Stored records:
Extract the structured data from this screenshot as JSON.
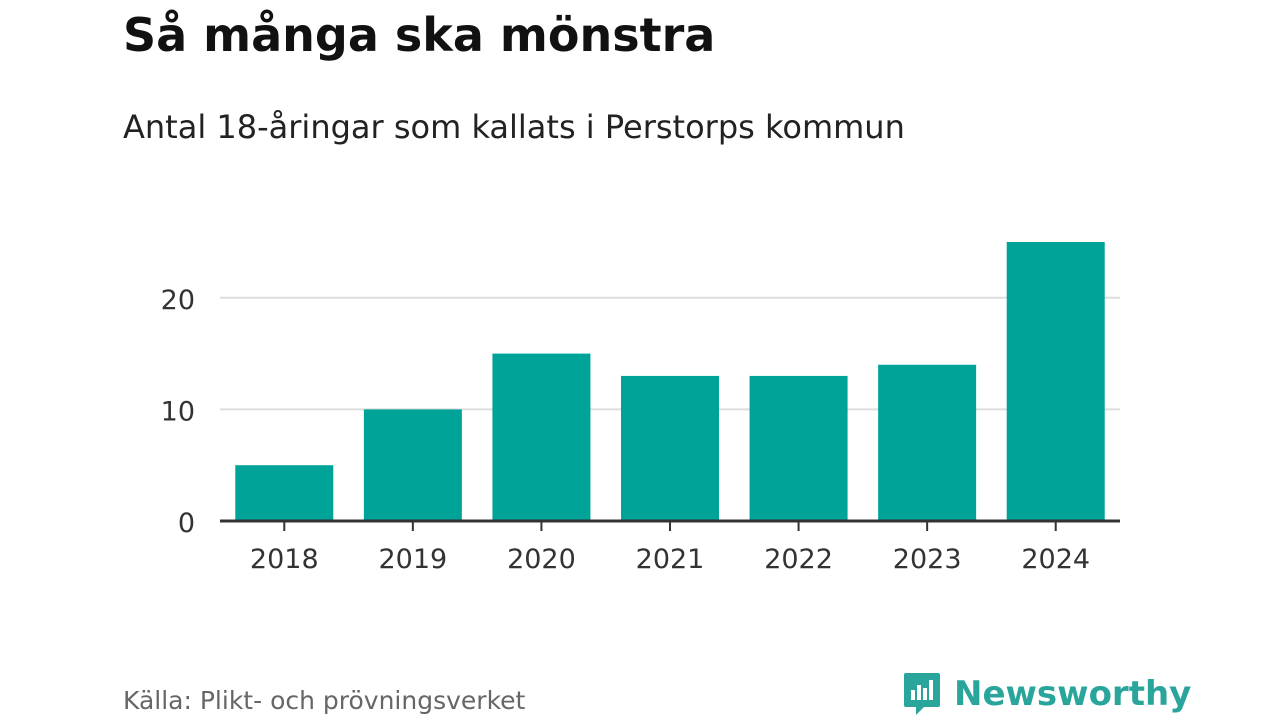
{
  "header": {
    "title": "Så många ska mönstra",
    "subtitle": "Antal 18-åringar som kallats i Perstorps kommun"
  },
  "footer": {
    "source": "Källa: Plikt- och prövningsverket",
    "brand": "Newsworthy",
    "brand_color": "#2aa59b"
  },
  "chart_data": {
    "type": "bar",
    "categories": [
      "2018",
      "2019",
      "2020",
      "2021",
      "2022",
      "2023",
      "2024"
    ],
    "values": [
      5,
      10,
      15,
      13,
      13,
      14,
      25
    ],
    "yticks": [
      0,
      10,
      20
    ],
    "ylim": [
      0,
      25
    ],
    "grid": true,
    "bar_color": "#00a397",
    "xlabel": "",
    "ylabel": ""
  }
}
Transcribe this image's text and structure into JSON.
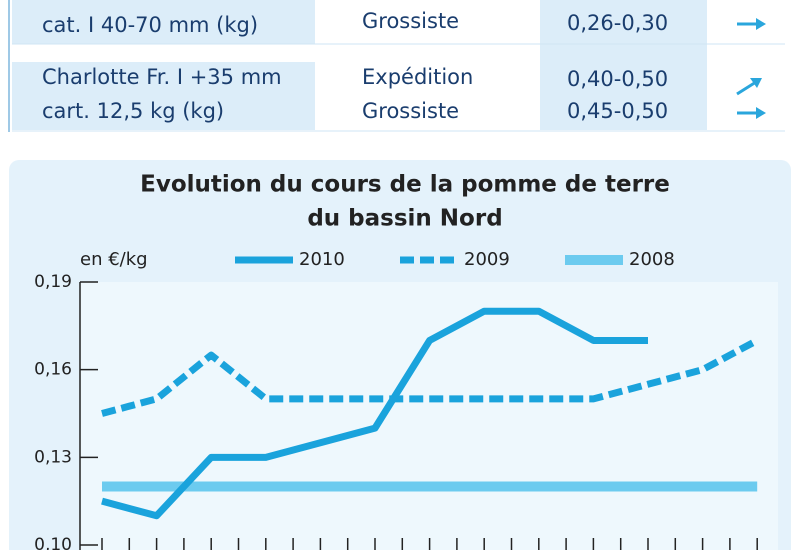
{
  "table": {
    "rows": [
      {
        "product": [
          "cat. I 40-70 mm (kg)"
        ],
        "stage": [
          "Grossiste"
        ],
        "price": [
          "0,26-0,30"
        ]
      },
      {
        "product": [
          "Charlotte Fr. I +35 mm",
          "cart. 12,5 kg (kg)"
        ],
        "stage": [
          "Expédition",
          "Grossiste"
        ],
        "price": [
          "0,40-0,50",
          "0,45-0,50"
        ]
      }
    ]
  },
  "chart_data": {
    "type": "line",
    "title": [
      "Evolution du cours de la pomme de terre",
      "du bassin Nord"
    ],
    "y_label": "en €/kg",
    "categories": [
      null,
      null,
      null,
      null,
      null,
      null,
      null,
      null,
      null,
      null,
      null,
      null,
      null
    ],
    "series": [
      {
        "name": "2010",
        "color": "#1aa3dc",
        "dash": false,
        "values": [
          0.115,
          0.11,
          0.13,
          0.13,
          0.135,
          0.14,
          0.17,
          0.18,
          0.18,
          0.17,
          0.17,
          null,
          null
        ]
      },
      {
        "name": "2009",
        "color": "#1aa3dc",
        "dash": true,
        "values": [
          0.145,
          0.15,
          0.165,
          0.15,
          0.15,
          0.15,
          0.15,
          0.15,
          0.15,
          0.15,
          0.155,
          0.16,
          0.17
        ]
      },
      {
        "name": "2008",
        "color": "#6ccbef",
        "dash": false,
        "values": [
          0.12,
          0.12,
          0.12,
          0.12,
          0.12,
          0.12,
          0.12,
          0.12,
          0.12,
          0.12,
          0.12,
          0.12,
          0.12
        ]
      }
    ],
    "ylim": [
      0.1,
      0.19
    ],
    "yticks": [
      {
        "value": 0.1,
        "label": "0,10"
      },
      {
        "value": 0.13,
        "label": "0,13"
      },
      {
        "value": 0.16,
        "label": "0,16"
      },
      {
        "value": 0.19,
        "label": "0,19"
      }
    ],
    "legend": "top"
  }
}
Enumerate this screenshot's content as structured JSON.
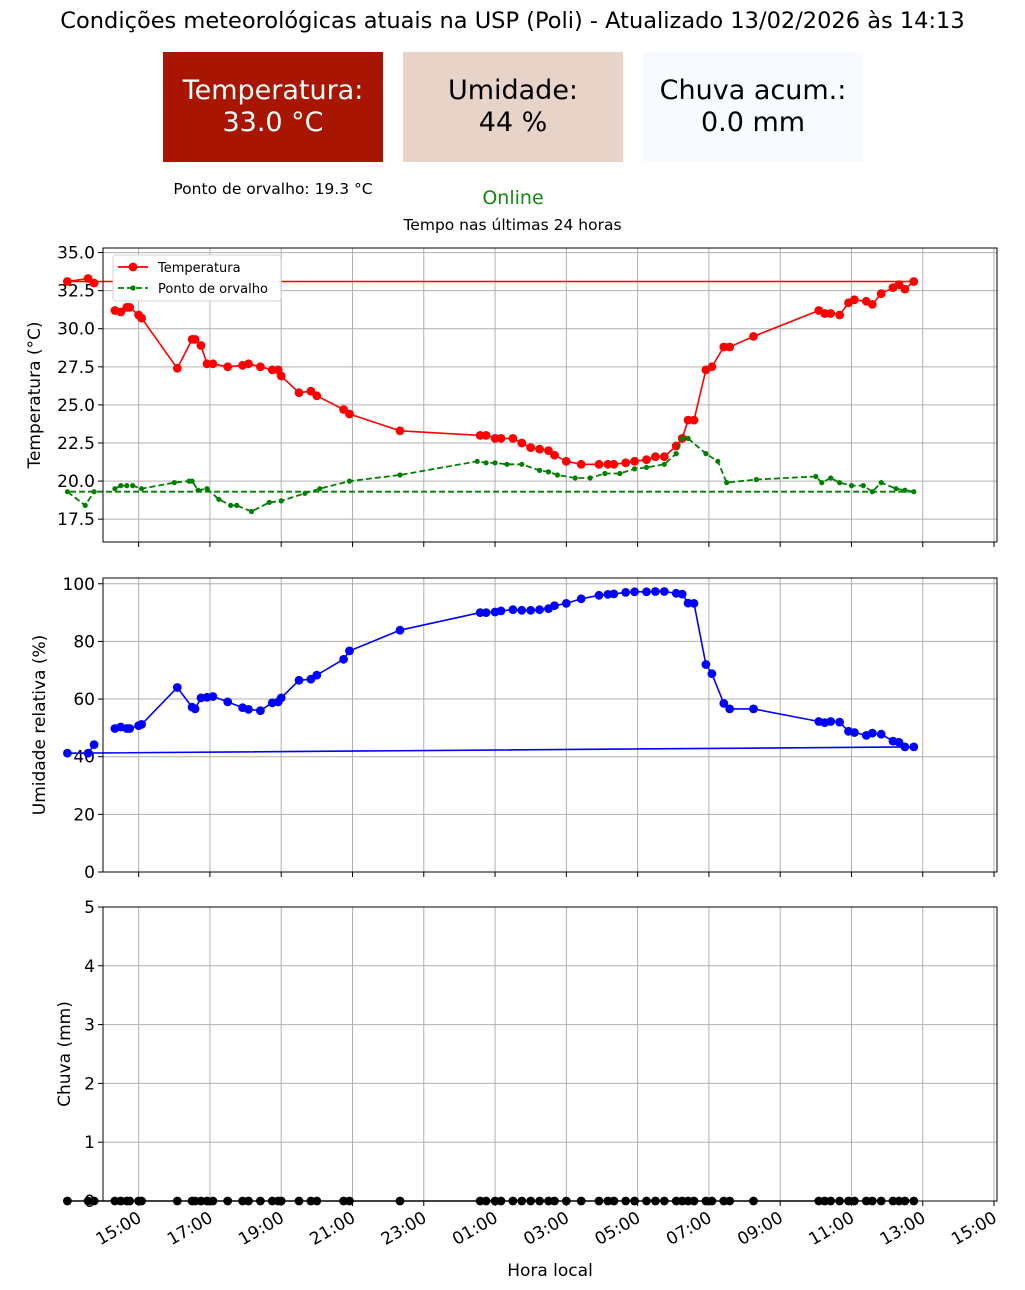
{
  "header": {
    "title": "Condições meteorológicas atuais na USP (Poli) - Atualizado 13/02/2026 às 14:13",
    "status": "Online",
    "subtitle": "Tempo nas últimas 24 horas",
    "dew_point_text": "Ponto de orvalho: 19.3 °C"
  },
  "cards": {
    "temperature": {
      "label": "Temperatura:",
      "value": "33.0 °C",
      "color": "#a81500"
    },
    "humidity": {
      "label": "Umidade:",
      "value": "44 %",
      "color": "#e8d3c8"
    },
    "rain": {
      "label": "Chuva acum.:",
      "value": "0.0 mm",
      "color": "#f7faff"
    }
  },
  "colors": {
    "status": "#118a11",
    "temperature": "#ff0000",
    "dew_point": "#008000",
    "humidity": "#0000ff",
    "rain": "#000000"
  },
  "chart_data": [
    {
      "type": "line",
      "ylabel": "Temperatura (°C)",
      "ylim": [
        16.0,
        35.3
      ],
      "yticks": [
        17.5,
        20.0,
        22.5,
        25.0,
        27.5,
        30.0,
        32.5,
        35.0
      ],
      "xlim": [
        "14:00",
        "15:05"
      ],
      "grid": true,
      "legend": "top-left",
      "series": [
        {
          "name": "Temperatura",
          "color": "#ff0000",
          "style": "solid-circle",
          "points": [
            [
              "14:20",
              31.2
            ],
            [
              "14:30",
              31.1
            ],
            [
              "14:40",
              31.4
            ],
            [
              "14:45",
              31.4
            ],
            [
              "15:00",
              30.9
            ],
            [
              "15:05",
              30.7
            ],
            [
              "16:05",
              27.4
            ],
            [
              "16:30",
              29.3
            ],
            [
              "16:35",
              29.3
            ],
            [
              "16:45",
              28.9
            ],
            [
              "16:55",
              27.7
            ],
            [
              "17:05",
              27.7
            ],
            [
              "17:30",
              27.5
            ],
            [
              "17:55",
              27.6
            ],
            [
              "18:05",
              27.7
            ],
            [
              "18:25",
              27.5
            ],
            [
              "18:45",
              27.3
            ],
            [
              "18:55",
              27.3
            ],
            [
              "19:00",
              26.9
            ],
            [
              "19:30",
              25.8
            ],
            [
              "19:50",
              25.9
            ],
            [
              "20:00",
              25.6
            ],
            [
              "20:45",
              24.7
            ],
            [
              "20:55",
              24.4
            ],
            [
              "22:20",
              23.3
            ],
            [
              "00:35",
              23.0
            ],
            [
              "00:45",
              23.0
            ],
            [
              "01:00",
              22.8
            ],
            [
              "01:10",
              22.8
            ],
            [
              "01:30",
              22.8
            ],
            [
              "01:45",
              22.5
            ],
            [
              "02:00",
              22.2
            ],
            [
              "02:15",
              22.1
            ],
            [
              "02:30",
              22.0
            ],
            [
              "02:40",
              21.7
            ],
            [
              "03:00",
              21.3
            ],
            [
              "03:25",
              21.1
            ],
            [
              "03:55",
              21.1
            ],
            [
              "04:10",
              21.1
            ],
            [
              "04:20",
              21.1
            ],
            [
              "04:40",
              21.2
            ],
            [
              "04:55",
              21.3
            ],
            [
              "05:15",
              21.4
            ],
            [
              "05:30",
              21.6
            ],
            [
              "05:45",
              21.6
            ],
            [
              "06:05",
              22.3
            ],
            [
              "06:15",
              22.8
            ],
            [
              "06:25",
              24.0
            ],
            [
              "06:35",
              24.0
            ],
            [
              "06:55",
              27.3
            ],
            [
              "07:05",
              27.5
            ],
            [
              "07:25",
              28.8
            ],
            [
              "07:35",
              28.8
            ],
            [
              "08:15",
              29.5
            ],
            [
              "10:05",
              31.2
            ],
            [
              "10:15",
              31.0
            ],
            [
              "10:25",
              31.0
            ],
            [
              "10:40",
              30.9
            ],
            [
              "10:55",
              31.7
            ],
            [
              "11:05",
              31.9
            ],
            [
              "11:25",
              31.8
            ],
            [
              "11:35",
              31.6
            ],
            [
              "11:50",
              32.3
            ],
            [
              "12:10",
              32.7
            ],
            [
              "12:20",
              32.9
            ],
            [
              "12:30",
              32.6
            ],
            [
              "12:45",
              33.1
            ],
            [
              "13:00",
              33.1
            ],
            [
              "13:35",
              33.3
            ],
            [
              "13:45",
              33.0
            ]
          ]
        },
        {
          "name": "Ponto de orvalho",
          "color": "#008000",
          "style": "dashed-point",
          "points": [
            [
              "14:20",
              19.5
            ],
            [
              "14:30",
              19.7
            ],
            [
              "14:40",
              19.7
            ],
            [
              "14:50",
              19.7
            ],
            [
              "15:05",
              19.5
            ],
            [
              "16:00",
              19.9
            ],
            [
              "16:25",
              20.0
            ],
            [
              "16:30",
              20.0
            ],
            [
              "16:40",
              19.4
            ],
            [
              "16:55",
              19.5
            ],
            [
              "17:15",
              18.8
            ],
            [
              "17:35",
              18.4
            ],
            [
              "17:45",
              18.4
            ],
            [
              "18:10",
              18.0
            ],
            [
              "18:40",
              18.6
            ],
            [
              "19:00",
              18.7
            ],
            [
              "19:40",
              19.2
            ],
            [
              "20:05",
              19.5
            ],
            [
              "20:55",
              20.0
            ],
            [
              "22:20",
              20.4
            ],
            [
              "00:30",
              21.3
            ],
            [
              "00:45",
              21.2
            ],
            [
              "01:00",
              21.2
            ],
            [
              "01:20",
              21.1
            ],
            [
              "01:45",
              21.1
            ],
            [
              "02:15",
              20.7
            ],
            [
              "02:30",
              20.6
            ],
            [
              "02:45",
              20.4
            ],
            [
              "03:15",
              20.2
            ],
            [
              "03:40",
              20.2
            ],
            [
              "04:05",
              20.5
            ],
            [
              "04:30",
              20.5
            ],
            [
              "04:55",
              20.8
            ],
            [
              "05:15",
              20.9
            ],
            [
              "05:45",
              21.1
            ],
            [
              "06:05",
              21.8
            ],
            [
              "06:15",
              22.8
            ],
            [
              "06:25",
              22.8
            ],
            [
              "06:55",
              21.8
            ],
            [
              "07:15",
              21.3
            ],
            [
              "07:30",
              19.9
            ],
            [
              "08:20",
              20.1
            ],
            [
              "10:00",
              20.3
            ],
            [
              "10:10",
              19.9
            ],
            [
              "10:25",
              20.2
            ],
            [
              "10:40",
              19.9
            ],
            [
              "11:00",
              19.7
            ],
            [
              "11:20",
              19.7
            ],
            [
              "11:35",
              19.3
            ],
            [
              "11:50",
              19.9
            ],
            [
              "12:15",
              19.5
            ],
            [
              "12:30",
              19.4
            ],
            [
              "12:45",
              19.3
            ],
            [
              "13:00",
              19.3
            ],
            [
              "13:30",
              18.4
            ],
            [
              "13:45",
              19.3
            ]
          ]
        }
      ]
    },
    {
      "type": "line",
      "ylabel": "Umidade relativa (%)",
      "ylim": [
        0,
        102
      ],
      "yticks": [
        0,
        20,
        40,
        60,
        80,
        100
      ],
      "grid": true,
      "series": [
        {
          "name": "Umidade relativa",
          "color": "#0000ff",
          "style": "solid-circle",
          "points": [
            [
              "14:20",
              49.8
            ],
            [
              "14:30",
              50.3
            ],
            [
              "14:40",
              49.8
            ],
            [
              "14:45",
              49.8
            ],
            [
              "15:00",
              50.8
            ],
            [
              "15:05",
              51.2
            ],
            [
              "16:05",
              64.0
            ],
            [
              "16:30",
              57.2
            ],
            [
              "16:35",
              56.6
            ],
            [
              "16:45",
              60.4
            ],
            [
              "16:55",
              60.6
            ],
            [
              "17:05",
              60.9
            ],
            [
              "17:30",
              59.0
            ],
            [
              "17:55",
              57.0
            ],
            [
              "18:05",
              56.4
            ],
            [
              "18:25",
              56.0
            ],
            [
              "18:45",
              58.7
            ],
            [
              "18:55",
              59.0
            ],
            [
              "19:00",
              60.4
            ],
            [
              "19:30",
              66.5
            ],
            [
              "19:50",
              66.9
            ],
            [
              "20:00",
              68.3
            ],
            [
              "20:45",
              73.8
            ],
            [
              "20:55",
              76.7
            ],
            [
              "22:20",
              83.9
            ],
            [
              "00:35",
              90.0
            ],
            [
              "00:45",
              90.0
            ],
            [
              "01:00",
              90.2
            ],
            [
              "01:10",
              90.6
            ],
            [
              "01:30",
              91.0
            ],
            [
              "01:45",
              90.8
            ],
            [
              "02:00",
              90.8
            ],
            [
              "02:15",
              91.0
            ],
            [
              "02:30",
              91.4
            ],
            [
              "02:40",
              92.4
            ],
            [
              "03:00",
              93.2
            ],
            [
              "03:25",
              94.8
            ],
            [
              "03:55",
              96.0
            ],
            [
              "04:10",
              96.3
            ],
            [
              "04:20",
              96.5
            ],
            [
              "04:40",
              97.0
            ],
            [
              "04:55",
              97.2
            ],
            [
              "05:15",
              97.2
            ],
            [
              "05:30",
              97.3
            ],
            [
              "05:45",
              97.3
            ],
            [
              "06:05",
              96.7
            ],
            [
              "06:15",
              96.4
            ],
            [
              "06:25",
              93.3
            ],
            [
              "06:35",
              93.2
            ],
            [
              "06:55",
              72.0
            ],
            [
              "07:05",
              68.8
            ],
            [
              "07:25",
              58.5
            ],
            [
              "07:35",
              56.6
            ],
            [
              "08:15",
              56.6
            ],
            [
              "10:05",
              52.2
            ],
            [
              "10:15",
              51.8
            ],
            [
              "10:25",
              52.2
            ],
            [
              "10:40",
              52.0
            ],
            [
              "10:55",
              48.8
            ],
            [
              "11:05",
              48.4
            ],
            [
              "11:25",
              47.4
            ],
            [
              "11:35",
              48.2
            ],
            [
              "11:50",
              47.8
            ],
            [
              "12:10",
              45.4
            ],
            [
              "12:20",
              45.0
            ],
            [
              "12:30",
              43.4
            ],
            [
              "12:45",
              43.4
            ],
            [
              "13:00",
              41.2
            ],
            [
              "13:35",
              41.2
            ],
            [
              "13:45",
              44.2
            ]
          ]
        }
      ]
    },
    {
      "type": "line",
      "ylabel": "Chuva (mm)",
      "xlabel": "Hora local",
      "ylim": [
        0,
        5
      ],
      "yticks": [
        0,
        1,
        2,
        3,
        4,
        5
      ],
      "grid": true,
      "xticks": [
        "15:00",
        "17:00",
        "19:00",
        "21:00",
        "23:00",
        "01:00",
        "03:00",
        "05:00",
        "07:00",
        "09:00",
        "11:00",
        "13:00",
        "15:00"
      ],
      "series": [
        {
          "name": "Chuva",
          "color": "#000000",
          "style": "solid-circle",
          "value": 0.0,
          "times": [
            "14:20",
            "14:30",
            "14:40",
            "14:45",
            "15:00",
            "15:05",
            "16:05",
            "16:30",
            "16:35",
            "16:45",
            "16:55",
            "17:05",
            "17:30",
            "17:55",
            "18:05",
            "18:25",
            "18:45",
            "18:55",
            "19:00",
            "19:30",
            "19:50",
            "20:00",
            "20:45",
            "20:55",
            "22:20",
            "00:35",
            "00:45",
            "01:00",
            "01:10",
            "01:30",
            "01:45",
            "02:00",
            "02:15",
            "02:30",
            "02:40",
            "03:00",
            "03:25",
            "03:55",
            "04:10",
            "04:20",
            "04:40",
            "04:55",
            "05:15",
            "05:30",
            "05:45",
            "06:05",
            "06:15",
            "06:25",
            "06:35",
            "06:55",
            "07:05",
            "07:25",
            "07:35",
            "08:15",
            "10:05",
            "10:15",
            "10:25",
            "10:40",
            "10:55",
            "11:05",
            "11:25",
            "11:35",
            "11:50",
            "12:10",
            "12:20",
            "12:30",
            "12:45",
            "13:00",
            "13:35",
            "13:45"
          ]
        }
      ]
    }
  ]
}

What is asked:
Isolate the lines that hold the word "JSON" and copy all of them.

Completed task:
Extract the structured data from this screenshot as JSON.
Transcribe this image's text and structure into JSON.
Enumerate this screenshot's content as structured JSON.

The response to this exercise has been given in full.